→ **RECORDS SHOWN**:
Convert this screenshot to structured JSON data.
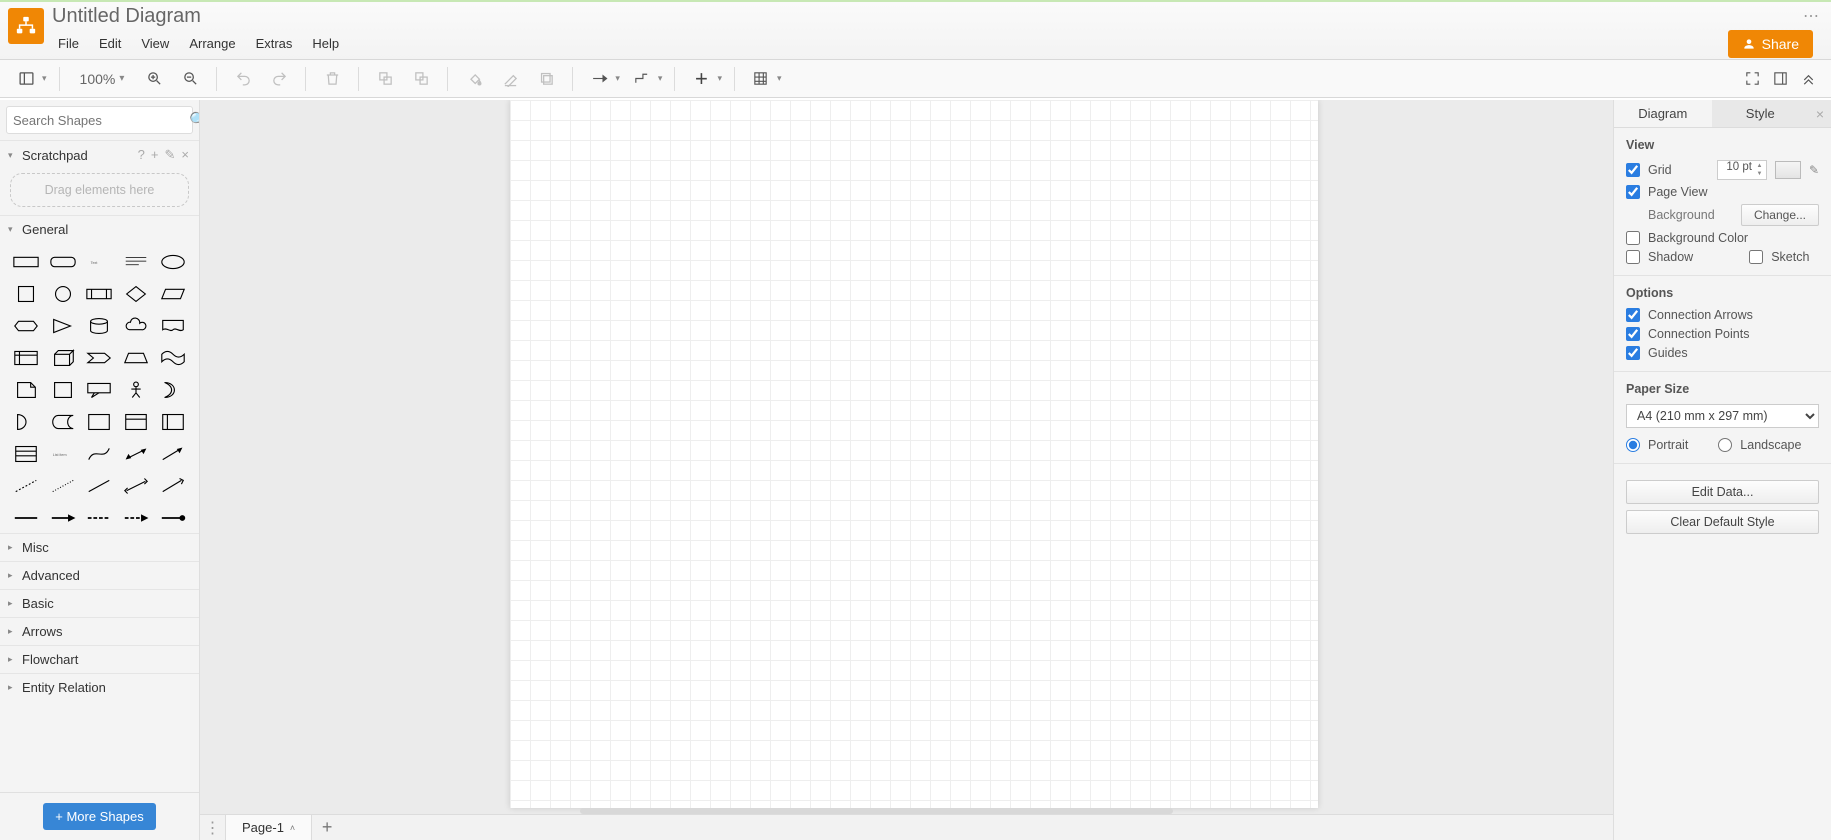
{
  "app": {
    "title": "Untitled Diagram",
    "menus": [
      "File",
      "Edit",
      "View",
      "Arrange",
      "Extras",
      "Help"
    ],
    "share": "Share"
  },
  "toolbar": {
    "zoom": "100%"
  },
  "sidebar": {
    "search_placeholder": "Search Shapes",
    "scratchpad_label": "Scratchpad",
    "scratchpad_hint": "Drag elements here",
    "general_label": "General",
    "more_shapes": "+ More Shapes",
    "categories": [
      "Misc",
      "Advanced",
      "Basic",
      "Arrows",
      "Flowchart",
      "Entity Relation"
    ]
  },
  "pages": {
    "tab1": "Page-1"
  },
  "format": {
    "tabs": {
      "diagram": "Diagram",
      "style": "Style"
    },
    "view": {
      "heading": "View",
      "grid": "Grid",
      "grid_size": "10 pt",
      "pageview": "Page View",
      "background": "Background",
      "change": "Change...",
      "bgcolor": "Background Color",
      "shadow": "Shadow",
      "sketch": "Sketch"
    },
    "options": {
      "heading": "Options",
      "connarrows": "Connection Arrows",
      "connpoints": "Connection Points",
      "guides": "Guides"
    },
    "paper": {
      "heading": "Paper Size",
      "selected": "A4 (210 mm x 297 mm)",
      "portrait": "Portrait",
      "landscape": "Landscape"
    },
    "buttons": {
      "editdata": "Edit Data...",
      "cleardef": "Clear Default Style"
    }
  }
}
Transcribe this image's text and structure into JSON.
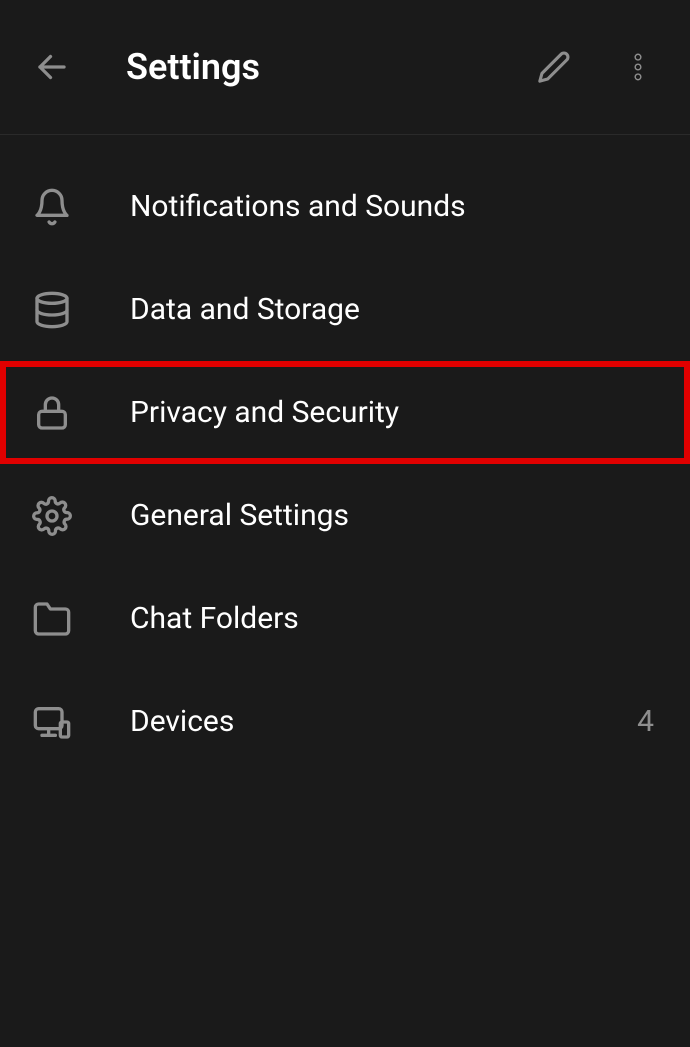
{
  "header": {
    "title": "Settings"
  },
  "items": [
    {
      "label": "Notifications and Sounds",
      "icon": "bell",
      "highlighted": false
    },
    {
      "label": "Data and Storage",
      "icon": "database",
      "highlighted": false
    },
    {
      "label": "Privacy and Security",
      "icon": "lock",
      "highlighted": true
    },
    {
      "label": "General Settings",
      "icon": "gear",
      "highlighted": false
    },
    {
      "label": "Chat Folders",
      "icon": "folder",
      "highlighted": false
    },
    {
      "label": "Devices",
      "icon": "devices",
      "highlighted": false,
      "value": "4"
    }
  ]
}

→ **GIVEN PROBLEM**:
From the data above, write out everything exactly except the pictures.

→ **THE ANSWER**:
Convert this screenshot to structured JSON data.
{
  "app": {
    "title": "Untitled Diagram",
    "menus": [
      "File",
      "Edit",
      "View",
      "Arrange",
      "Extras",
      "Help"
    ],
    "share": "Share"
  },
  "toolbar": {
    "zoom": "100%"
  },
  "sidebar": {
    "search_placeholder": "Search Shapes",
    "scratchpad_label": "Scratchpad",
    "scratchpad_hint": "Drag elements here",
    "general_label": "General",
    "more_shapes": "+ More Shapes",
    "categories": [
      "Misc",
      "Advanced",
      "Basic",
      "Arrows",
      "Flowchart",
      "Entity Relation"
    ]
  },
  "pages": {
    "tab1": "Page-1"
  },
  "format": {
    "tabs": {
      "diagram": "Diagram",
      "style": "Style"
    },
    "view": {
      "heading": "View",
      "grid": "Grid",
      "grid_size": "10 pt",
      "pageview": "Page View",
      "background": "Background",
      "change": "Change...",
      "bgcolor": "Background Color",
      "shadow": "Shadow",
      "sketch": "Sketch"
    },
    "options": {
      "heading": "Options",
      "connarrows": "Connection Arrows",
      "connpoints": "Connection Points",
      "guides": "Guides"
    },
    "paper": {
      "heading": "Paper Size",
      "selected": "A4 (210 mm x 297 mm)",
      "portrait": "Portrait",
      "landscape": "Landscape"
    },
    "buttons": {
      "editdata": "Edit Data...",
      "cleardef": "Clear Default Style"
    }
  }
}
Transcribe this image's text and structure into JSON.
{
  "header": {
    "title": "Settings"
  },
  "items": [
    {
      "label": "Notifications and Sounds",
      "icon": "bell",
      "highlighted": false
    },
    {
      "label": "Data and Storage",
      "icon": "database",
      "highlighted": false
    },
    {
      "label": "Privacy and Security",
      "icon": "lock",
      "highlighted": true
    },
    {
      "label": "General Settings",
      "icon": "gear",
      "highlighted": false
    },
    {
      "label": "Chat Folders",
      "icon": "folder",
      "highlighted": false
    },
    {
      "label": "Devices",
      "icon": "devices",
      "highlighted": false,
      "value": "4"
    }
  ]
}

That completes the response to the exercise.